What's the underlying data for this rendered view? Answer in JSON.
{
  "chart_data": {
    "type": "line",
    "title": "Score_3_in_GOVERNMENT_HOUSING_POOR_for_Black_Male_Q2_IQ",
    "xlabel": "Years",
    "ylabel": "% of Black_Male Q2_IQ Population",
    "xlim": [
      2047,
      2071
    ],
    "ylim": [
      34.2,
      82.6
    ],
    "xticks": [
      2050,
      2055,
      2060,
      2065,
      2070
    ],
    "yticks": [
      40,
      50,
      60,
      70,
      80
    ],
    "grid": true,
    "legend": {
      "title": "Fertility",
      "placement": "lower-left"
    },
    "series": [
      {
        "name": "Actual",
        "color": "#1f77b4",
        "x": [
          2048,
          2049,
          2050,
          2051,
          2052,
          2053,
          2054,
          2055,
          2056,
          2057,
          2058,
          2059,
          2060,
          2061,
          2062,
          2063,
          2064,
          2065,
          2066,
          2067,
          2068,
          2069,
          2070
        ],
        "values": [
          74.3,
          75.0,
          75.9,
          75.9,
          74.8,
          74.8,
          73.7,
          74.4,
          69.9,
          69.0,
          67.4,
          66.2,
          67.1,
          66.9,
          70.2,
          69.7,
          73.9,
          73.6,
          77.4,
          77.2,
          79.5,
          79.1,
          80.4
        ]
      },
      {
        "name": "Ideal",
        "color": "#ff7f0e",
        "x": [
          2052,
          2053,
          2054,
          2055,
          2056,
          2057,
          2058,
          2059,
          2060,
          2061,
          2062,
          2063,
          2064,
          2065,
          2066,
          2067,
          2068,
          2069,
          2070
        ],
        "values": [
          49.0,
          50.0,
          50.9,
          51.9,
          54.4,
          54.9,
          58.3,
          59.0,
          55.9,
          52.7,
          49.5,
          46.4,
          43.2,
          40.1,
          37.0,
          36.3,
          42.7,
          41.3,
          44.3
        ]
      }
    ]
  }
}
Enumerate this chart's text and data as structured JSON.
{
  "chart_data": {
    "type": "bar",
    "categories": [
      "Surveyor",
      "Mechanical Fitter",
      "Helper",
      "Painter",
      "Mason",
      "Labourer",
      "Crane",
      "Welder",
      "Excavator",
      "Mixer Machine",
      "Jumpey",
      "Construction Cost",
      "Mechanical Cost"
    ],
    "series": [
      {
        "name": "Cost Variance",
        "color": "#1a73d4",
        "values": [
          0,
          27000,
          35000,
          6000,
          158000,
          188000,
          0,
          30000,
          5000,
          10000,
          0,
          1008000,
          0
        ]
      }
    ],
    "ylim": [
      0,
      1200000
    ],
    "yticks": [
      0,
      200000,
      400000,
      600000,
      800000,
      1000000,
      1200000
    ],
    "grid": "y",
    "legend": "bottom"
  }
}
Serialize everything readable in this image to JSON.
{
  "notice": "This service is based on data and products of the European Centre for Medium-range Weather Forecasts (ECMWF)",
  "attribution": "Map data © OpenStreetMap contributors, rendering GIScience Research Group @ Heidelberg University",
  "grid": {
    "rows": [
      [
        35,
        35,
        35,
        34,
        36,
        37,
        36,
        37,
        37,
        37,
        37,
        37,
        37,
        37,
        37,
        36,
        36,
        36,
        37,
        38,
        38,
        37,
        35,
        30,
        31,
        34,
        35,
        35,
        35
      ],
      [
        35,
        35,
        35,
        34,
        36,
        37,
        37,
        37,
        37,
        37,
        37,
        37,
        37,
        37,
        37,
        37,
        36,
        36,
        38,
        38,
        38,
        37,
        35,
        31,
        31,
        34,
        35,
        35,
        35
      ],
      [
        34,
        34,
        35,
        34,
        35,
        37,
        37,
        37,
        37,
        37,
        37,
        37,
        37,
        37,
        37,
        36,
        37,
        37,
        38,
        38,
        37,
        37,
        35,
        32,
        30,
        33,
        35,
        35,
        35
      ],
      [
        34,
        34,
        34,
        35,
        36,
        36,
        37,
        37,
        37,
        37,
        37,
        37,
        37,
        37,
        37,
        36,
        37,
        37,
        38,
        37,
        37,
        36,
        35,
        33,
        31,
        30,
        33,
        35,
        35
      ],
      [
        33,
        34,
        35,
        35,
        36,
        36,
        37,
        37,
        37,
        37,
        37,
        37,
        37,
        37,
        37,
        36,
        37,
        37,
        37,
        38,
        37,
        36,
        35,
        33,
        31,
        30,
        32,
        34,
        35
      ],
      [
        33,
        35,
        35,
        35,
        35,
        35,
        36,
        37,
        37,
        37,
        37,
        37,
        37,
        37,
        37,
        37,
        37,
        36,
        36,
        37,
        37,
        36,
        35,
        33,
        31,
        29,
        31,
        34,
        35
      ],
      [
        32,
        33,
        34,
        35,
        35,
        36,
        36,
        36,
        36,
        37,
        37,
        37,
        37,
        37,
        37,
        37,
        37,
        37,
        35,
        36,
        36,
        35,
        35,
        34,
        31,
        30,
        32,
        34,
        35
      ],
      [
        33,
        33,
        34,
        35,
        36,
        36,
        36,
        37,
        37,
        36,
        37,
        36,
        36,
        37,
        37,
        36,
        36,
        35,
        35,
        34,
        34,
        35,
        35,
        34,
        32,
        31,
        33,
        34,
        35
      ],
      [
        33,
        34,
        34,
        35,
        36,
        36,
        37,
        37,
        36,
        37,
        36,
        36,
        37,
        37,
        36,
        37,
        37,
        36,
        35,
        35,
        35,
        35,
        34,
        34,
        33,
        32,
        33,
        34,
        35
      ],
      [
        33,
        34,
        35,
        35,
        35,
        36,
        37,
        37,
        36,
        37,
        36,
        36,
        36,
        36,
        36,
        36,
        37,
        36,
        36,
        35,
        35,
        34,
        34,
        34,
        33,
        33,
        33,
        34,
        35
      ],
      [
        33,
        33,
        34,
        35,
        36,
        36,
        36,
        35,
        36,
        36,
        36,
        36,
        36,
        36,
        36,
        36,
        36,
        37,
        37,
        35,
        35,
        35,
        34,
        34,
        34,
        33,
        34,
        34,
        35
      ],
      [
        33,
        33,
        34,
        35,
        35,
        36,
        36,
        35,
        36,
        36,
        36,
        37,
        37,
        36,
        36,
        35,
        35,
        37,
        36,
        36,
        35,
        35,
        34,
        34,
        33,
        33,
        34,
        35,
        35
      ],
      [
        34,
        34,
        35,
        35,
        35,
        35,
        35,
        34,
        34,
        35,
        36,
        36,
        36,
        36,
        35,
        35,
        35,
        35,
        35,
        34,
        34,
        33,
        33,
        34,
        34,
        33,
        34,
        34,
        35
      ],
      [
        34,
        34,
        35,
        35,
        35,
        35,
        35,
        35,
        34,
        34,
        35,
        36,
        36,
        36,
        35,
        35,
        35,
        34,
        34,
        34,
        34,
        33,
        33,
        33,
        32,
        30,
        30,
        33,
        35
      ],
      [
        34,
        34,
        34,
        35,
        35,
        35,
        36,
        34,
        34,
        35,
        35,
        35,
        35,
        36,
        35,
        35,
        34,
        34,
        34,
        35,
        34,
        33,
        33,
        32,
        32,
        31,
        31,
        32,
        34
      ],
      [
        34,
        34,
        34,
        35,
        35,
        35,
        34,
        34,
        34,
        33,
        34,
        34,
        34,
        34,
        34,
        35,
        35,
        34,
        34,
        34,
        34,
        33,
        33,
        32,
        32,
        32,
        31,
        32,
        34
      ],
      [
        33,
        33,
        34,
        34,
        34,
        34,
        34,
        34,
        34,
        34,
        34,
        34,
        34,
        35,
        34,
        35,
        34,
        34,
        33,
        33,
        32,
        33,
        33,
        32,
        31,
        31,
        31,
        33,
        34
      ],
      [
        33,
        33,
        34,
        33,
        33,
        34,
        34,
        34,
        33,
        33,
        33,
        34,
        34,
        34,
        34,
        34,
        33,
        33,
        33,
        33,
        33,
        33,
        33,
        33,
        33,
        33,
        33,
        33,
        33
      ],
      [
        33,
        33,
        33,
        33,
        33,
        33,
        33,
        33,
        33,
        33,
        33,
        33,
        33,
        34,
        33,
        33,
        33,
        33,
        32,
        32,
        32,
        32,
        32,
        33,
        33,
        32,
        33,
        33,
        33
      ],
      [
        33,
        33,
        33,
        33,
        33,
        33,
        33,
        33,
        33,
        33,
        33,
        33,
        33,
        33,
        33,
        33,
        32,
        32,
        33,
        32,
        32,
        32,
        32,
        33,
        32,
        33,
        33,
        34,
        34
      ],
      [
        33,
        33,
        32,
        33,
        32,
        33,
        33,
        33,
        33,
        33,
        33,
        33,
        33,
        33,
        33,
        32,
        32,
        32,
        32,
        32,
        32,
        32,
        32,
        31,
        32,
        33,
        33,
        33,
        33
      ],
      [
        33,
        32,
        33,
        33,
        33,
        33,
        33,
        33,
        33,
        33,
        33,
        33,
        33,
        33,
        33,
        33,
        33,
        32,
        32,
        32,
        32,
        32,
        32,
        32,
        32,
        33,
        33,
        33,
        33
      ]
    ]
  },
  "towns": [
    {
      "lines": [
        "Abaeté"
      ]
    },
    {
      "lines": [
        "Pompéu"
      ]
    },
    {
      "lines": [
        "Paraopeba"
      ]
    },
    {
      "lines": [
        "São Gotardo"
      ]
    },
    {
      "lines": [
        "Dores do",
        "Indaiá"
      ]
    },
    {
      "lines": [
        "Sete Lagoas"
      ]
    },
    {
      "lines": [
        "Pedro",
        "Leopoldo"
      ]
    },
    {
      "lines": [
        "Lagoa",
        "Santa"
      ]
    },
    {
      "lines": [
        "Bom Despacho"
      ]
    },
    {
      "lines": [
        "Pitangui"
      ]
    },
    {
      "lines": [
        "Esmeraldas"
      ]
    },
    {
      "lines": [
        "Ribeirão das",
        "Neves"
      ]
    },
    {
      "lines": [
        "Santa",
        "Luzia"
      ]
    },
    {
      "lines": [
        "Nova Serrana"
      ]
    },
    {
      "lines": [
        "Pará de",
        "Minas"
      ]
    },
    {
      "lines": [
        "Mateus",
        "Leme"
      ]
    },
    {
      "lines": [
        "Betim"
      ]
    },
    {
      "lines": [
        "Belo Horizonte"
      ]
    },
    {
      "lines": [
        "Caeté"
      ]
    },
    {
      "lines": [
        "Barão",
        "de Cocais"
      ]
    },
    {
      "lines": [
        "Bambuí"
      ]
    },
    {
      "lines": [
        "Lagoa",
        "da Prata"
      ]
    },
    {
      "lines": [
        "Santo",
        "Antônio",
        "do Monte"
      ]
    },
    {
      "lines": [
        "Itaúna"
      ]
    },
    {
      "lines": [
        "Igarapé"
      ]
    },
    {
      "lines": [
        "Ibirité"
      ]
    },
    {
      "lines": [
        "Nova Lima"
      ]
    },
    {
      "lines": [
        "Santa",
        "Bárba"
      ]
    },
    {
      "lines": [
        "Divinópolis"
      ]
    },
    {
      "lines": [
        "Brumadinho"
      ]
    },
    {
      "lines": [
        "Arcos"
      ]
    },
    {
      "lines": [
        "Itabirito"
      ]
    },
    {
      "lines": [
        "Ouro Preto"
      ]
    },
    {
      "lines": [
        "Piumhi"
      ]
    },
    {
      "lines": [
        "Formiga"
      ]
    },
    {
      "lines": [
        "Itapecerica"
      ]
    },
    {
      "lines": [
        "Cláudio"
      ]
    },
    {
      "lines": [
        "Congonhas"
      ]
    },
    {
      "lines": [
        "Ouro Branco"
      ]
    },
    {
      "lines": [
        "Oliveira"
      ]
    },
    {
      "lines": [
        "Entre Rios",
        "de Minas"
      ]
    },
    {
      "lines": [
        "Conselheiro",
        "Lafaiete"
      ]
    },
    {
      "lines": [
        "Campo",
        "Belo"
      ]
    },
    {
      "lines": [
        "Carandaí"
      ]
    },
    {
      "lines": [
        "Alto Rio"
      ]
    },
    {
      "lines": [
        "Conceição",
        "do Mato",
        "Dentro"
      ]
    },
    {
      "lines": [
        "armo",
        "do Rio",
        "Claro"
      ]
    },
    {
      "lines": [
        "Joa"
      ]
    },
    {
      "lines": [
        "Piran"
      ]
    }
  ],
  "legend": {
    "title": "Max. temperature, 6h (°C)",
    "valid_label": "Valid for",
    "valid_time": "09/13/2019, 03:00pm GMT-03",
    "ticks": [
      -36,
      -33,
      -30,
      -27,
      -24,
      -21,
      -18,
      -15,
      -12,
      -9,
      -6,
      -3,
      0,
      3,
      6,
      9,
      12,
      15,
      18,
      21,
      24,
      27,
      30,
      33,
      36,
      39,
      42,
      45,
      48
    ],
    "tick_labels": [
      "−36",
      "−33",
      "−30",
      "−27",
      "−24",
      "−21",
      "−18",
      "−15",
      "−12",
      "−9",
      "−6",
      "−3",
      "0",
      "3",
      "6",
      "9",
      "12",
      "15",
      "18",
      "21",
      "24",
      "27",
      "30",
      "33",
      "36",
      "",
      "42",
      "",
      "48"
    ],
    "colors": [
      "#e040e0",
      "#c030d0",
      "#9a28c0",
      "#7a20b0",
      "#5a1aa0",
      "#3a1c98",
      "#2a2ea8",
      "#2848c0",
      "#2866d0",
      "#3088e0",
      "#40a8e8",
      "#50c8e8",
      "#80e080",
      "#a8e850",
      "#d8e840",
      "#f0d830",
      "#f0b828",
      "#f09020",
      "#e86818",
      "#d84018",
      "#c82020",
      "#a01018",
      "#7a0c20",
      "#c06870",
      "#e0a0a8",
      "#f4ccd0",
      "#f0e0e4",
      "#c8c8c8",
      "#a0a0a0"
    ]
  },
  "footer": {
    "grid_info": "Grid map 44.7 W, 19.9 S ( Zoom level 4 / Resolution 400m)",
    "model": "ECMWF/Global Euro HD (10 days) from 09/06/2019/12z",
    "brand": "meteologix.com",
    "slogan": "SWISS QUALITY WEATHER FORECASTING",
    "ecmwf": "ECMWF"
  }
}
○ ○ ○ ○
WHAT IS EXPECTED: Report only the number of lines in the records that include the word "Cost".

FINAL ANSWER: 3